EXERCISE INSTRUCTIONS: Skip the images and return the records below exactly.
____
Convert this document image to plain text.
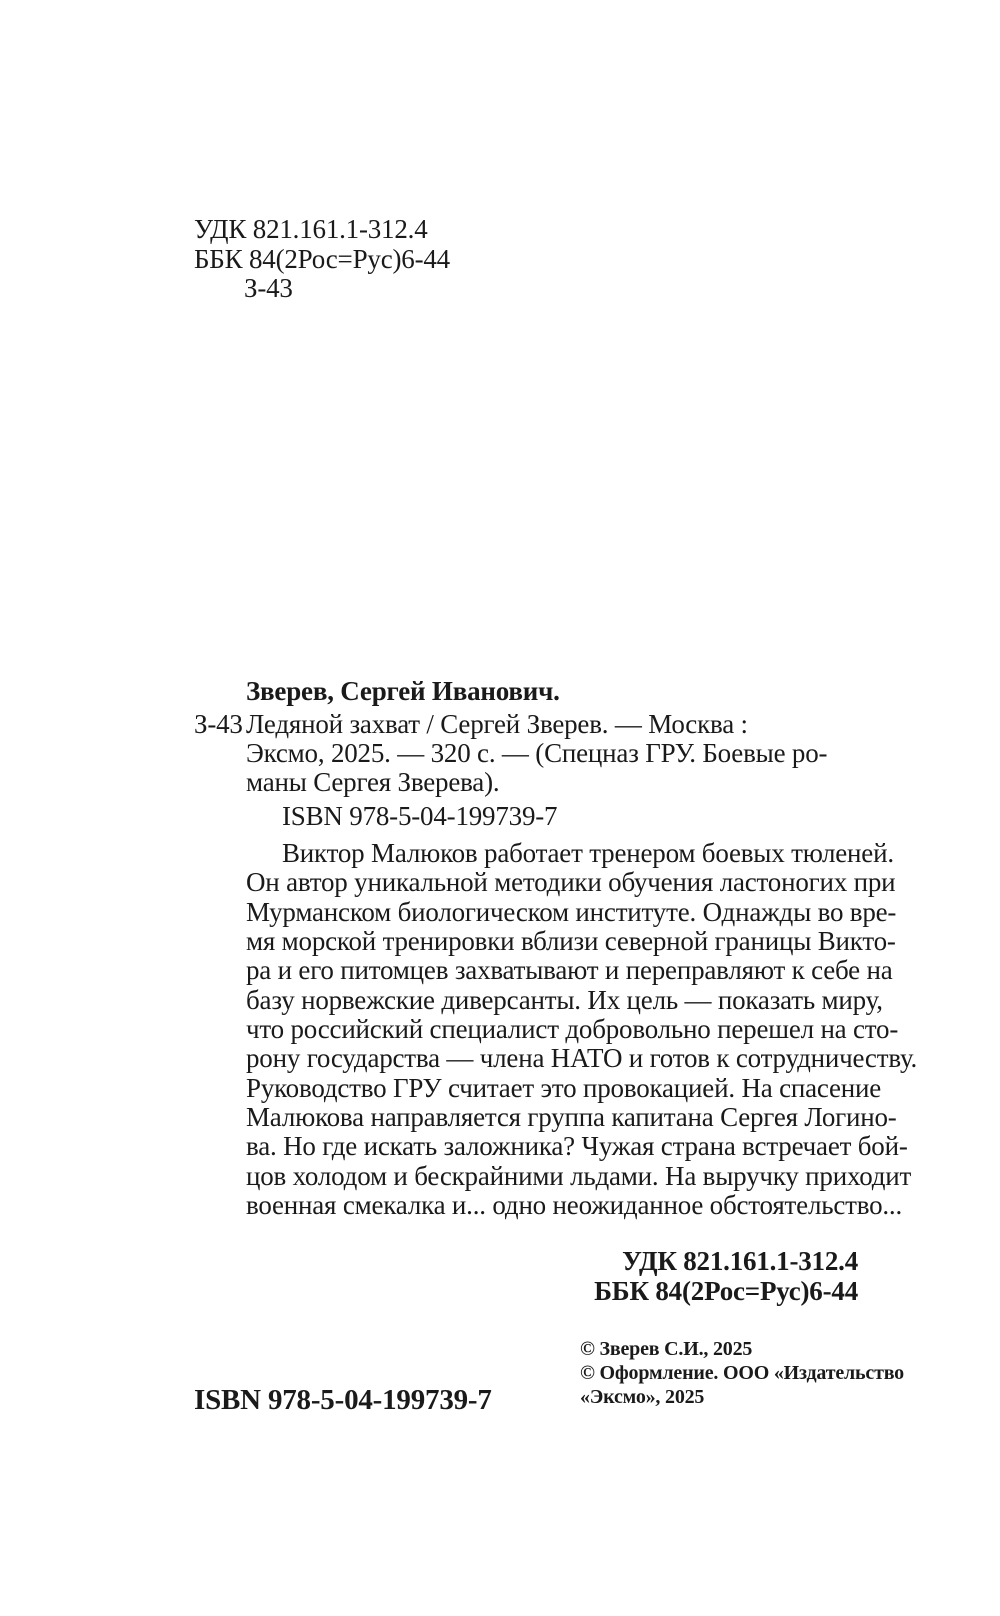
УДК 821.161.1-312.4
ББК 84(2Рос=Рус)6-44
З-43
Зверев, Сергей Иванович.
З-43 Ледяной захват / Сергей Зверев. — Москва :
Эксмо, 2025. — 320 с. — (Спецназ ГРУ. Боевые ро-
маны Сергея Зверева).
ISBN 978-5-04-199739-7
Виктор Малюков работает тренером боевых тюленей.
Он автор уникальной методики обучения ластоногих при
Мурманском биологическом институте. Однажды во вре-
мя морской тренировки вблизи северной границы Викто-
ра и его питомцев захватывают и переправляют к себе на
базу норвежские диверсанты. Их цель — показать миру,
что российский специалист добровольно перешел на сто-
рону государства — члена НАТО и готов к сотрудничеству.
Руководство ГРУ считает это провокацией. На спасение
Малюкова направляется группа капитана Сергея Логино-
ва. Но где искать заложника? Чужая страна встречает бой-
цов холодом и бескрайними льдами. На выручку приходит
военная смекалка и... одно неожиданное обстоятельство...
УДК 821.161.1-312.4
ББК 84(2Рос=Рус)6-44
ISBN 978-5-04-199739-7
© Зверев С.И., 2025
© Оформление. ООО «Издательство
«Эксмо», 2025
____
SOLUTION FOR THIS TASK:
Convert this document image to plain text.
УДК 821.161.1-312.4
ББК 84(2Рос=Рус)6-44
З-43
Зверев, Сергей Иванович.
З-43 Ледяной захват / Сергей Зверев. — Москва :
Эксмо, 2025. — 320 с. — (Спецназ ГРУ. Боевые ро-
маны Сергея Зверева).
ISBN 978-5-04-199739-7
Виктор Малюков работает тренером боевых тюленей.
Он автор уникальной методики обучения ластоногих при
Мурманском биологическом институте. Однажды во вре-
мя морской тренировки вблизи северной границы Викто-
ра и его питомцев захватывают и переправляют к себе на
базу норвежские диверсанты. Их цель — показать миру,
что российский специалист добровольно перешел на сто-
рону государства — члена НАТО и готов к сотрудничеству.
Руководство ГРУ считает это провокацией. На спасение
Малюкова направляется группа капитана Сергея Логино-
ва. Но где искать заложника? Чужая страна встречает бой-
цов холодом и бескрайними льдами. На выручку приходит
военная смекалка и... одно неожиданное обстоятельство...
УДК 821.161.1-312.4
ББК 84(2Рос=Рус)6-44
ISBN 978-5-04-199739-7
© Зверев С.И., 2025
© Оформление. ООО «Издательство
«Эксмо», 2025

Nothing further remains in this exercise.